## EXERCISE
Pictures appear in the records below; write out everything else exactly.

--- SOURCE RECORDS ---

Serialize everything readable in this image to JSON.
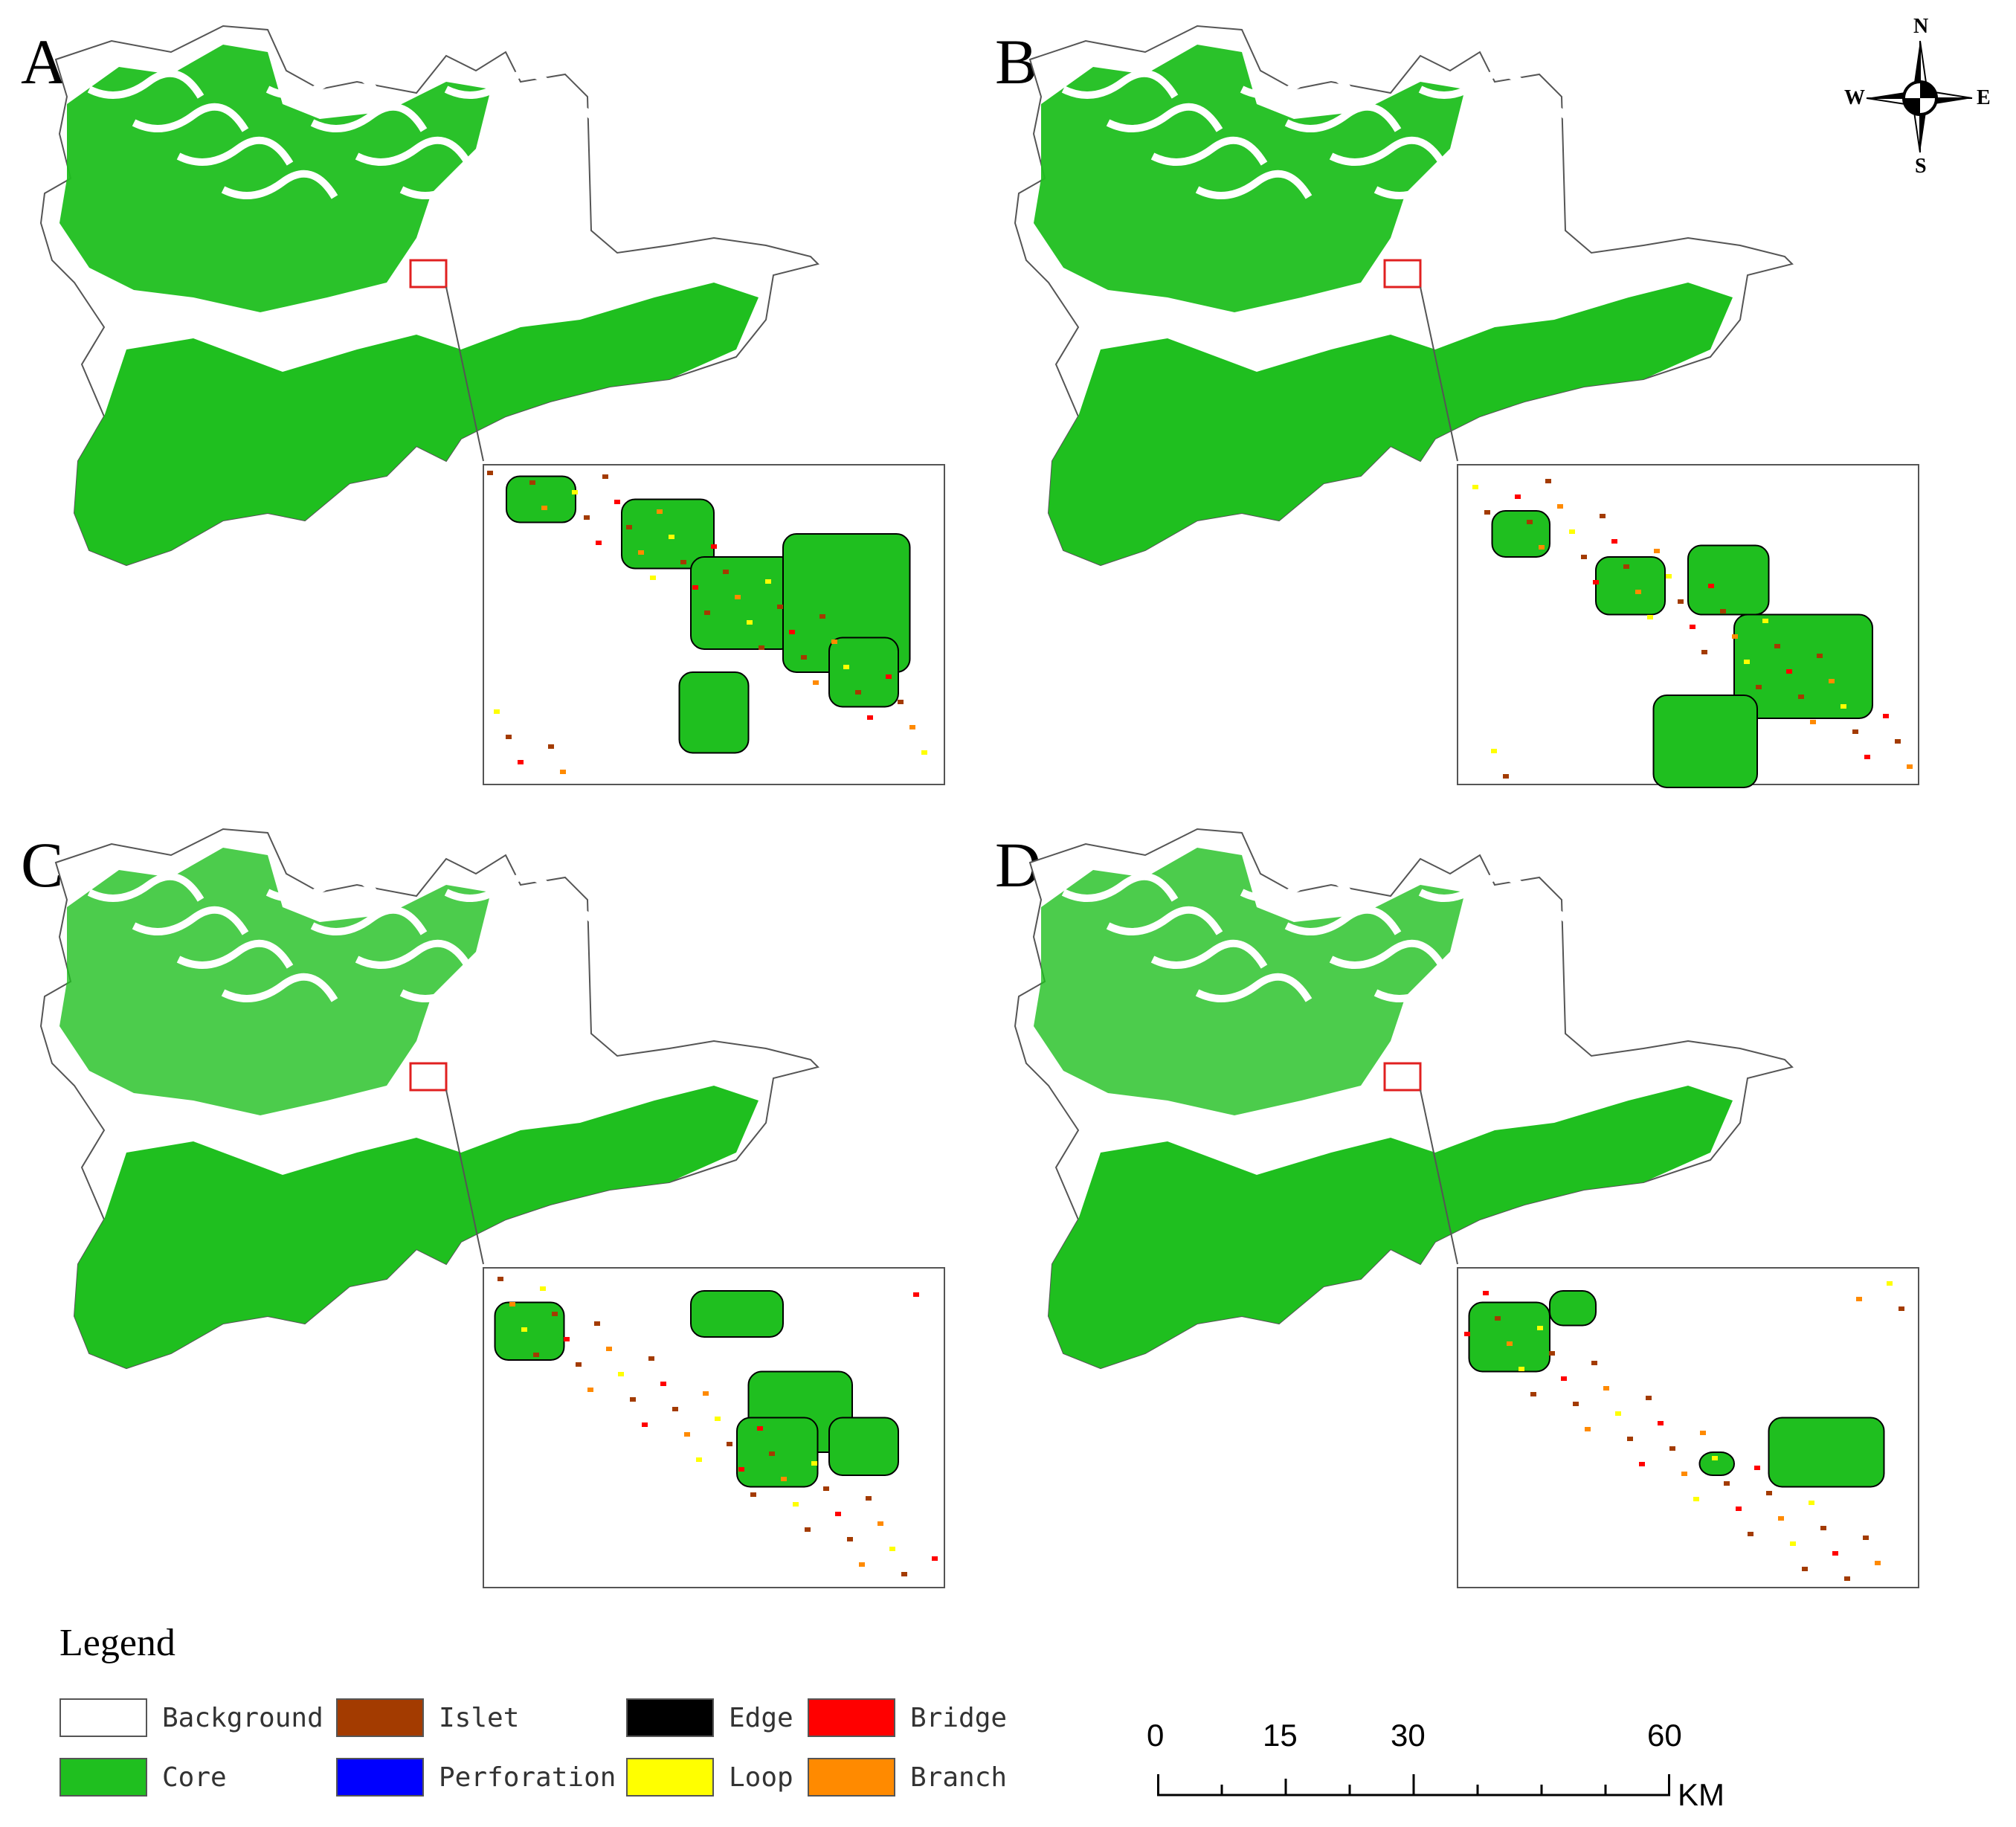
{
  "panels": [
    {
      "label": "A"
    },
    {
      "label": "B"
    },
    {
      "label": "C"
    },
    {
      "label": "D"
    }
  ],
  "compass": {
    "north": "N",
    "south": "S",
    "east": "E",
    "west": "W"
  },
  "legend": {
    "title": "Legend",
    "items": [
      {
        "name": "Background",
        "color": "#ffffff"
      },
      {
        "name": "Core",
        "color": "#1fbf1f"
      },
      {
        "name": "Islet",
        "color": "#a33b00"
      },
      {
        "name": "Perforation",
        "color": "#0000ff"
      },
      {
        "name": "Edge",
        "color": "#000000"
      },
      {
        "name": "Loop",
        "color": "#ffff00"
      },
      {
        "name": "Bridge",
        "color": "#ff0000"
      },
      {
        "name": "Branch",
        "color": "#ff8a00"
      }
    ]
  },
  "scale_bar": {
    "ticks": [
      "0",
      "15",
      "30",
      "60"
    ],
    "unit": "KM"
  },
  "colors": {
    "core": "#1fbf1f",
    "outline": "#555555",
    "inset_box": "#e02020"
  }
}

---

## OUTPUT
Serialize everything readable in this image to JSON.
{
  "panels": [
    {
      "label": "A"
    },
    {
      "label": "B"
    },
    {
      "label": "C"
    },
    {
      "label": "D"
    }
  ],
  "compass": {
    "north": "N",
    "south": "S",
    "east": "E",
    "west": "W"
  },
  "legend": {
    "title": "Legend",
    "items": [
      {
        "name": "Background",
        "color": "#ffffff"
      },
      {
        "name": "Core",
        "color": "#1fbf1f"
      },
      {
        "name": "Islet",
        "color": "#a33b00"
      },
      {
        "name": "Perforation",
        "color": "#0000ff"
      },
      {
        "name": "Edge",
        "color": "#000000"
      },
      {
        "name": "Loop",
        "color": "#ffff00"
      },
      {
        "name": "Bridge",
        "color": "#ff0000"
      },
      {
        "name": "Branch",
        "color": "#ff8a00"
      }
    ]
  },
  "scale_bar": {
    "ticks": [
      "0",
      "15",
      "30",
      "60"
    ],
    "unit": "KM"
  },
  "colors": {
    "core": "#1fbf1f",
    "outline": "#555555",
    "inset_box": "#e02020"
  }
}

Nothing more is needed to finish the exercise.